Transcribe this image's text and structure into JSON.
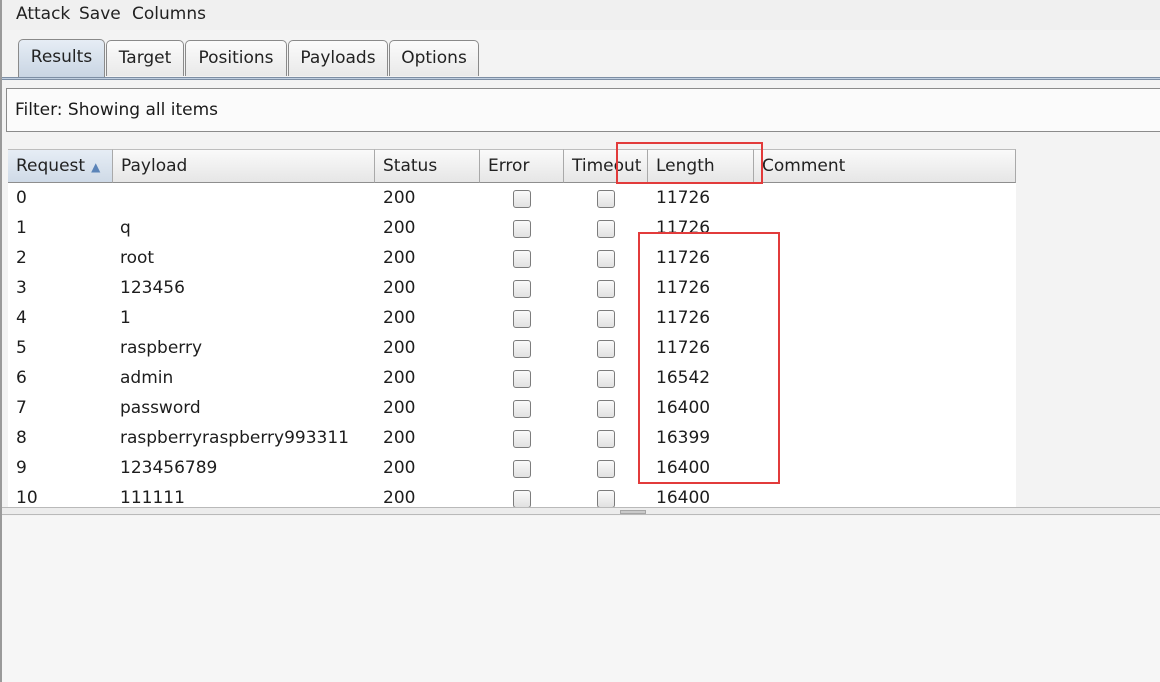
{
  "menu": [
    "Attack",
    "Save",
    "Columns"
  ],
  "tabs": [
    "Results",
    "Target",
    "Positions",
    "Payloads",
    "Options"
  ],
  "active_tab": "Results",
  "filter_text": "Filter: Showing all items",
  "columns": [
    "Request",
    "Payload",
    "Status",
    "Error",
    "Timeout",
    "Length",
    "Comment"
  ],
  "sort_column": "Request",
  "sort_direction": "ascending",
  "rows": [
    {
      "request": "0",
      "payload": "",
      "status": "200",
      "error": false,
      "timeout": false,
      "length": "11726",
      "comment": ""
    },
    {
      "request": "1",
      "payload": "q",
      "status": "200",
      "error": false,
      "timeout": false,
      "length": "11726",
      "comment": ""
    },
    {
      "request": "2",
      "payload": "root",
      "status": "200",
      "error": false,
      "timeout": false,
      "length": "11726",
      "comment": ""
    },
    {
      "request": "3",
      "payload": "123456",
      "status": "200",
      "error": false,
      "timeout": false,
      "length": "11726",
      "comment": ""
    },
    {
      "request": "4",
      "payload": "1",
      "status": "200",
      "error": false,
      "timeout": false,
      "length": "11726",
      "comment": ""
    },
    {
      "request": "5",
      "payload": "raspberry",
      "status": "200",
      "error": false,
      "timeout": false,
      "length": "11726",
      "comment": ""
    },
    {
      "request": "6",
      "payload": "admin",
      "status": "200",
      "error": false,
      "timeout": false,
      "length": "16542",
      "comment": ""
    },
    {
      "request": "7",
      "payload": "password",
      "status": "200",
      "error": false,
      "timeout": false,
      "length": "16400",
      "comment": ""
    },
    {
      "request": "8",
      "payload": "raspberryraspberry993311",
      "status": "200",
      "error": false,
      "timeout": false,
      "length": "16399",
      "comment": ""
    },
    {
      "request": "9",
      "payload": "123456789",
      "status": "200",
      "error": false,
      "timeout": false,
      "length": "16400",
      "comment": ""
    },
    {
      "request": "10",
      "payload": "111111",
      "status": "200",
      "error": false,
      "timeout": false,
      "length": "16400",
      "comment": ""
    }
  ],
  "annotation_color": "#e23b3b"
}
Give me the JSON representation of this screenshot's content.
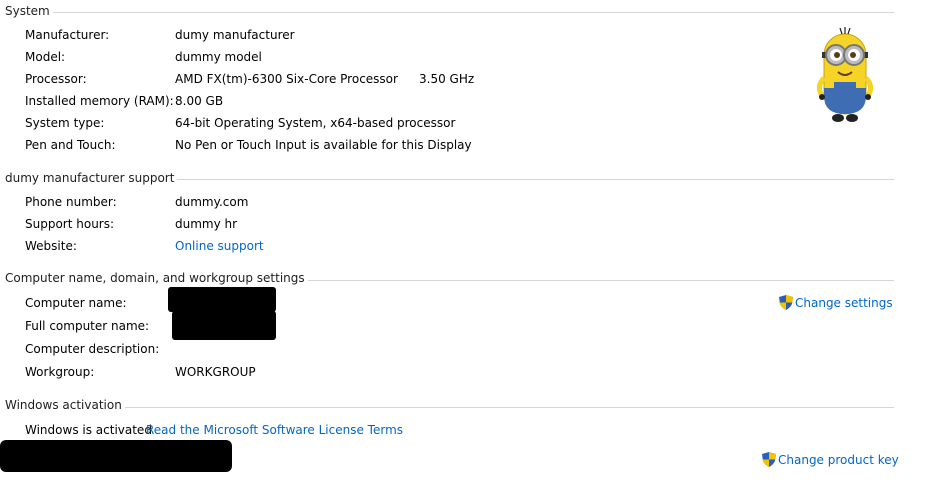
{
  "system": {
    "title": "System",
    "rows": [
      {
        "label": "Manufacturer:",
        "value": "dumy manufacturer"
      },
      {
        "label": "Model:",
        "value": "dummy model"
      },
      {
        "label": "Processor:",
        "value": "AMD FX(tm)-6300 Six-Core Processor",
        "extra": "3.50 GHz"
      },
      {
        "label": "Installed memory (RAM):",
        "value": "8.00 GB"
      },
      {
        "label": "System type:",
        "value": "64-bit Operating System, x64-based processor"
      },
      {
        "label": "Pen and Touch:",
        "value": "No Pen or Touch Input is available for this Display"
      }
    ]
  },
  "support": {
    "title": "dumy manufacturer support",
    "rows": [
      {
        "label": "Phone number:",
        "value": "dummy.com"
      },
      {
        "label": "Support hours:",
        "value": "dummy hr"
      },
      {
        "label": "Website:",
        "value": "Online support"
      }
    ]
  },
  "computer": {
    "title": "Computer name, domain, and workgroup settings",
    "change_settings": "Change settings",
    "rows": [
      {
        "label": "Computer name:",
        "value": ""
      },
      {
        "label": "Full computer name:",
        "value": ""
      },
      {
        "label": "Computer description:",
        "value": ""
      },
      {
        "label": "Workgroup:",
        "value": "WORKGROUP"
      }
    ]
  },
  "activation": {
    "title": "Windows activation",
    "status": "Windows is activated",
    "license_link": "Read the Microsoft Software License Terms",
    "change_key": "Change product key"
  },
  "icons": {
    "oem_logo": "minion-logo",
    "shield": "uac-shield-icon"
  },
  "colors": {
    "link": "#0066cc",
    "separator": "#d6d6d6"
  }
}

◇ ◇ ◇

(Aim of the task):
Print every entry above again without changing a word, and omit the pictures.

(The answer):
Transcribe this image's text and structure into JSON.
{
  "menu": [
    "Attack",
    "Save",
    "Columns"
  ],
  "tabs": [
    "Results",
    "Target",
    "Positions",
    "Payloads",
    "Options"
  ],
  "active_tab": "Results",
  "filter_text": "Filter: Showing all items",
  "columns": [
    "Request",
    "Payload",
    "Status",
    "Error",
    "Timeout",
    "Length",
    "Comment"
  ],
  "sort_column": "Request",
  "sort_direction": "ascending",
  "rows": [
    {
      "request": "0",
      "payload": "",
      "status": "200",
      "error": false,
      "timeout": false,
      "length": "11726",
      "comment": ""
    },
    {
      "request": "1",
      "payload": "q",
      "status": "200",
      "error": false,
      "timeout": false,
      "length": "11726",
      "comment": ""
    },
    {
      "request": "2",
      "payload": "root",
      "status": "200",
      "error": false,
      "timeout": false,
      "length": "11726",
      "comment": ""
    },
    {
      "request": "3",
      "payload": "123456",
      "status": "200",
      "error": false,
      "timeout": false,
      "length": "11726",
      "comment": ""
    },
    {
      "request": "4",
      "payload": "1",
      "status": "200",
      "error": false,
      "timeout": false,
      "length": "11726",
      "comment": ""
    },
    {
      "request": "5",
      "payload": "raspberry",
      "status": "200",
      "error": false,
      "timeout": false,
      "length": "11726",
      "comment": ""
    },
    {
      "request": "6",
      "payload": "admin",
      "status": "200",
      "error": false,
      "timeout": false,
      "length": "16542",
      "comment": ""
    },
    {
      "request": "7",
      "payload": "password",
      "status": "200",
      "error": false,
      "timeout": false,
      "length": "16400",
      "comment": ""
    },
    {
      "request": "8",
      "payload": "raspberryraspberry993311",
      "status": "200",
      "error": false,
      "timeout": false,
      "length": "16399",
      "comment": ""
    },
    {
      "request": "9",
      "payload": "123456789",
      "status": "200",
      "error": false,
      "timeout": false,
      "length": "16400",
      "comment": ""
    },
    {
      "request": "10",
      "payload": "111111",
      "status": "200",
      "error": false,
      "timeout": false,
      "length": "16400",
      "comment": ""
    }
  ],
  "annotation_color": "#e23b3b"
}
Give me the JSON representation of this screenshot's content.
{
  "system": {
    "title": "System",
    "rows": [
      {
        "label": "Manufacturer:",
        "value": "dumy manufacturer"
      },
      {
        "label": "Model:",
        "value": "dummy model"
      },
      {
        "label": "Processor:",
        "value": "AMD FX(tm)-6300 Six-Core Processor",
        "extra": "3.50 GHz"
      },
      {
        "label": "Installed memory (RAM):",
        "value": "8.00 GB"
      },
      {
        "label": "System type:",
        "value": "64-bit Operating System, x64-based processor"
      },
      {
        "label": "Pen and Touch:",
        "value": "No Pen or Touch Input is available for this Display"
      }
    ]
  },
  "support": {
    "title": "dumy manufacturer support",
    "rows": [
      {
        "label": "Phone number:",
        "value": "dummy.com"
      },
      {
        "label": "Support hours:",
        "value": "dummy hr"
      },
      {
        "label": "Website:",
        "value": "Online support"
      }
    ]
  },
  "computer": {
    "title": "Computer name, domain, and workgroup settings",
    "change_settings": "Change settings",
    "rows": [
      {
        "label": "Computer name:",
        "value": ""
      },
      {
        "label": "Full computer name:",
        "value": ""
      },
      {
        "label": "Computer description:",
        "value": ""
      },
      {
        "label": "Workgroup:",
        "value": "WORKGROUP"
      }
    ]
  },
  "activation": {
    "title": "Windows activation",
    "status": "Windows is activated",
    "license_link": "Read the Microsoft Software License Terms",
    "change_key": "Change product key"
  },
  "icons": {
    "oem_logo": "minion-logo",
    "shield": "uac-shield-icon"
  },
  "colors": {
    "link": "#0066cc",
    "separator": "#d6d6d6"
  }
}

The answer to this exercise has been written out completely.